**EXTRACTED MATERIAL**
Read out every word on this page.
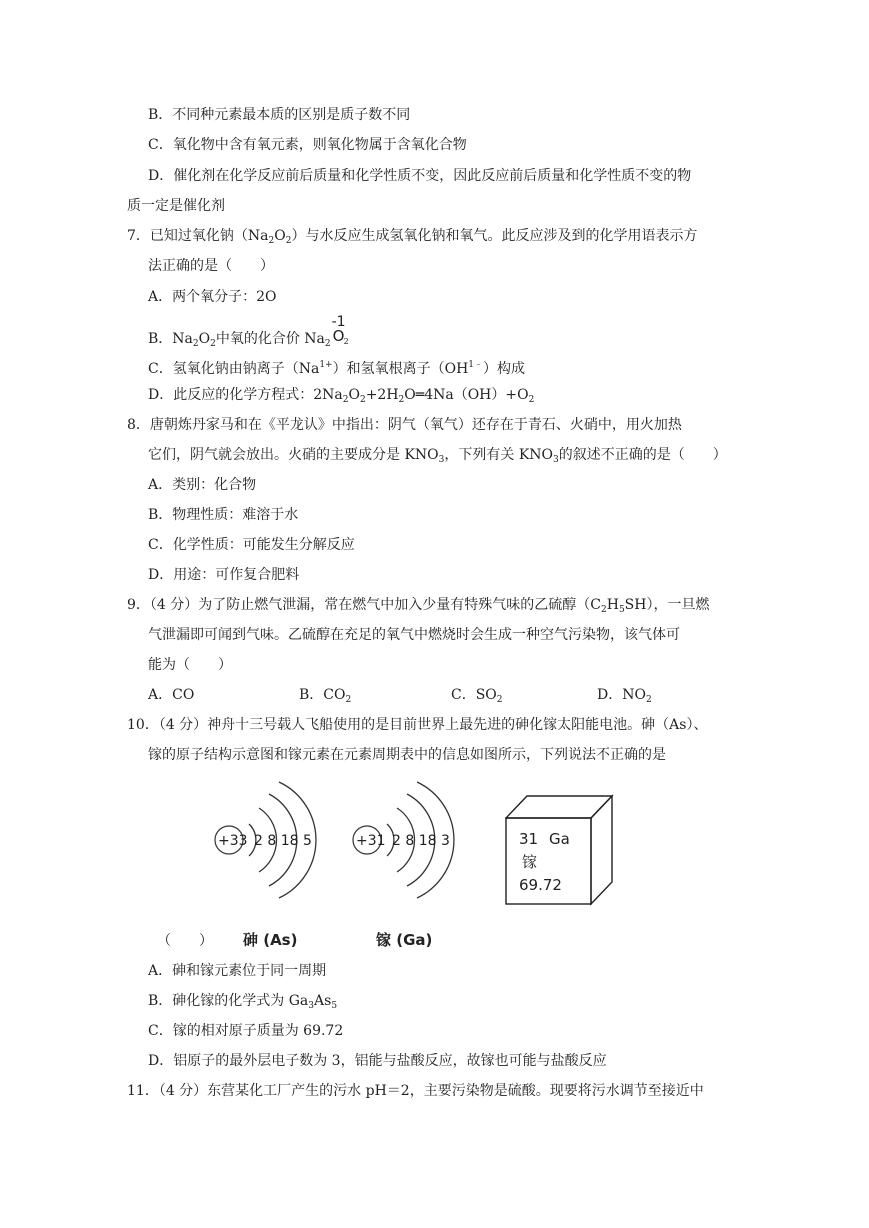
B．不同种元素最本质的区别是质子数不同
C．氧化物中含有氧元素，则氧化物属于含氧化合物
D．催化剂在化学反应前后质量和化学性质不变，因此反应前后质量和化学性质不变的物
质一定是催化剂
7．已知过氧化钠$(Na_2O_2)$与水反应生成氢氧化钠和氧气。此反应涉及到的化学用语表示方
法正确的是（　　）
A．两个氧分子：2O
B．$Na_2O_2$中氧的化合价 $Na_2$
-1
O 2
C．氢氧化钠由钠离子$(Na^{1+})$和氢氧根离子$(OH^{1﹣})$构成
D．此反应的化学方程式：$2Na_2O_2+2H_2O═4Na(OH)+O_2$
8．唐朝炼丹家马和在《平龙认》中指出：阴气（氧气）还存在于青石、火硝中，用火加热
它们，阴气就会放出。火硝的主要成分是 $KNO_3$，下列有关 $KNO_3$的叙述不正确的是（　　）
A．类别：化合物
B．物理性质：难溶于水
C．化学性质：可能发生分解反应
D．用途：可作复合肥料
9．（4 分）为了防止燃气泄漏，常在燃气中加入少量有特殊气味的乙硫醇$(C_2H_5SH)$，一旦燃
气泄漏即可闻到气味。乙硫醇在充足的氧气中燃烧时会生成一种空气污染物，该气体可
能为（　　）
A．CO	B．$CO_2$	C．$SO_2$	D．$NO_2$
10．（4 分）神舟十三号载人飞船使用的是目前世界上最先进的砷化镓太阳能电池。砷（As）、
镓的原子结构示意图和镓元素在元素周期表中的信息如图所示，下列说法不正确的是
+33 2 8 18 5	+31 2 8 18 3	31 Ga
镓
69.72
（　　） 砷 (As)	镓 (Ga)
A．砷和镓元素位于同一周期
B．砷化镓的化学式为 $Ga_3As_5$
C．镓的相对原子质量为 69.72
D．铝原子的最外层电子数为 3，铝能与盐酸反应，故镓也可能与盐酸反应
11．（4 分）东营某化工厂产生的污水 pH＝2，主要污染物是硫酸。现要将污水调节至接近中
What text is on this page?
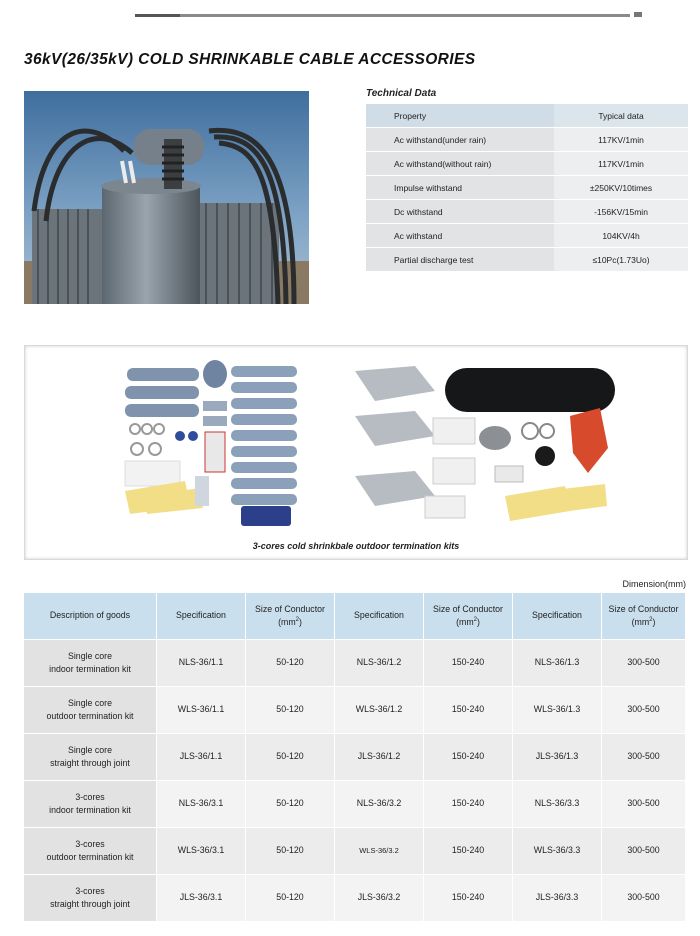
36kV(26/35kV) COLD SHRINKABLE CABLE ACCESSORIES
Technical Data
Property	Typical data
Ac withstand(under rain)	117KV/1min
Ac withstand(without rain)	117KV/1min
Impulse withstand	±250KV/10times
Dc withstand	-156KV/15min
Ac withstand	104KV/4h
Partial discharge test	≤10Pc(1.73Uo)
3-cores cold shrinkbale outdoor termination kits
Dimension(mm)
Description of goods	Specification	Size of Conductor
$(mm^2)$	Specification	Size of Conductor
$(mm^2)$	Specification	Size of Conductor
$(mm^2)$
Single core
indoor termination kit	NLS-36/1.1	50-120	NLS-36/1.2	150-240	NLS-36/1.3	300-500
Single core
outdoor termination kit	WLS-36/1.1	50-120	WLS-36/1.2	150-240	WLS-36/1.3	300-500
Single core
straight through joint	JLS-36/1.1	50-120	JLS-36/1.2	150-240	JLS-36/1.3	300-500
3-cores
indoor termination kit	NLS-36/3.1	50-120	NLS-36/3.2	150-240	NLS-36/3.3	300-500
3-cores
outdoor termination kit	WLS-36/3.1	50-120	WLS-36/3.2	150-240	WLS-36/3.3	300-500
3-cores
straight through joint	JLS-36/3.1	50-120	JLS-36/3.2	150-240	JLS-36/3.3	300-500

**EXERCISE PROMPT**
Reproduce every record above exactly, but leave out the pictures.

**WRITTEN REPLY**
Read out every word on this page.
B．不同种元素最本质的区别是质子数不同
C．氧化物中含有氧元素，则氧化物属于含氧化合物
D．催化剂在化学反应前后质量和化学性质不变，因此反应前后质量和化学性质不变的物
质一定是催化剂
7．已知过氧化钠$(Na_2O_2)$与水反应生成氢氧化钠和氧气。此反应涉及到的化学用语表示方
法正确的是（　　）
A．两个氧分子：2O
B．$Na_2O_2$中氧的化合价 $Na_2$
-1
O 2
C．氢氧化钠由钠离子$(Na^{1+})$和氢氧根离子$(OH^{1﹣})$构成
D．此反应的化学方程式：$2Na_2O_2+2H_2O═4Na(OH)+O_2$
8．唐朝炼丹家马和在《平龙认》中指出：阴气（氧气）还存在于青石、火硝中，用火加热
它们，阴气就会放出。火硝的主要成分是 $KNO_3$，下列有关 $KNO_3$的叙述不正确的是（　　）
A．类别：化合物
B．物理性质：难溶于水
C．化学性质：可能发生分解反应
D．用途：可作复合肥料
9．（4 分）为了防止燃气泄漏，常在燃气中加入少量有特殊气味的乙硫醇$(C_2H_5SH)$，一旦燃
气泄漏即可闻到气味。乙硫醇在充足的氧气中燃烧时会生成一种空气污染物，该气体可
能为（　　）
A．CO	B．$CO_2$	C．$SO_2$	D．$NO_2$
10．（4 分）神舟十三号载人飞船使用的是目前世界上最先进的砷化镓太阳能电池。砷（As）、
镓的原子结构示意图和镓元素在元素周期表中的信息如图所示，下列说法不正确的是
+33 2 8 18 5	+31 2 8 18 3	31 Ga
镓
69.72
（　　） 砷 (As)	镓 (Ga)
A．砷和镓元素位于同一周期
B．砷化镓的化学式为 $Ga_3As_5$
C．镓的相对原子质量为 69.72
D．铝原子的最外层电子数为 3，铝能与盐酸反应，故镓也可能与盐酸反应
11．（4 分）东营某化工厂产生的污水 pH＝2，主要污染物是硫酸。现要将污水调节至接近中
What text is on this page?
36kV(26/35kV) COLD SHRINKABLE CABLE ACCESSORIES
Technical Data
Property	Typical data
Ac withstand(under rain)	117KV/1min
Ac withstand(without rain)	117KV/1min
Impulse withstand	±250KV/10times
Dc withstand	-156KV/15min
Ac withstand	104KV/4h
Partial discharge test	≤10Pc(1.73Uo)
3-cores cold shrinkbale outdoor termination kits
Dimension(mm)
Description of goods	Specification	Size of Conductor
$(mm^2)$	Specification	Size of Conductor
$(mm^2)$	Specification	Size of Conductor
$(mm^2)$
Single core
indoor termination kit	NLS-36/1.1	50-120	NLS-36/1.2	150-240	NLS-36/1.3	300-500
Single core
outdoor termination kit	WLS-36/1.1	50-120	WLS-36/1.2	150-240	WLS-36/1.3	300-500
Single core
straight through joint	JLS-36/1.1	50-120	JLS-36/1.2	150-240	JLS-36/1.3	300-500
3-cores
indoor termination kit	NLS-36/3.1	50-120	NLS-36/3.2	150-240	NLS-36/3.3	300-500
3-cores
outdoor termination kit	WLS-36/3.1	50-120	WLS-36/3.2	150-240	WLS-36/3.3	300-500
3-cores
straight through joint	JLS-36/3.1	50-120	JLS-36/3.2	150-240	JLS-36/3.3	300-500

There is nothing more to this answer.